_WORK REQUIRED_
Gather up every line that includes the string "Trap".

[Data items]

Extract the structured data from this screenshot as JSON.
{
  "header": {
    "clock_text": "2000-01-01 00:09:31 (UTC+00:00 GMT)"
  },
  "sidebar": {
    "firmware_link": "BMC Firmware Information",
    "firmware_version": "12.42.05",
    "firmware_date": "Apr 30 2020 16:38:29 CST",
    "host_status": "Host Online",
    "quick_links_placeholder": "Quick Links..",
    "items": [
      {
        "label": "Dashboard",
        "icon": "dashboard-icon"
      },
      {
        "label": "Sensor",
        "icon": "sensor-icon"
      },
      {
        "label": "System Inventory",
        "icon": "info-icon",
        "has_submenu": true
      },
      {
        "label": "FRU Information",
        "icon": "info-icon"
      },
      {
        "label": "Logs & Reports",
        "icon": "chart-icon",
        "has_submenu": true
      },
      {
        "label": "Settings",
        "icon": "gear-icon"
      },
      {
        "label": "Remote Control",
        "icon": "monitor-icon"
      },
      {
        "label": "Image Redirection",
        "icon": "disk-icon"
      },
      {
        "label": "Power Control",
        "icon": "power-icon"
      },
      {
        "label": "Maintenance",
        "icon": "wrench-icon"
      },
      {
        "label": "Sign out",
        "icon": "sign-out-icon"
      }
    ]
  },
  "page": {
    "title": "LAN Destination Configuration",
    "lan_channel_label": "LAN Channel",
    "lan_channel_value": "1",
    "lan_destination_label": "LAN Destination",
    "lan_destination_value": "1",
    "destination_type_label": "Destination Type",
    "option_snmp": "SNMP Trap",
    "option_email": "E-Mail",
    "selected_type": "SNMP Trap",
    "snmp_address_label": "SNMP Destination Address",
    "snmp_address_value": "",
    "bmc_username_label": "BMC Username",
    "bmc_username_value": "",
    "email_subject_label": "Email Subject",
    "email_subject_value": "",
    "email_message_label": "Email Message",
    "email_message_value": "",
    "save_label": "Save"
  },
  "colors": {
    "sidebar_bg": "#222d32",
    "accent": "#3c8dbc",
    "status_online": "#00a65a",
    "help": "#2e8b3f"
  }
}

_COMPLETED EXERCISE_
    "option_snmp": "SNMP Trap",
    "selected_type": "SNMP Trap",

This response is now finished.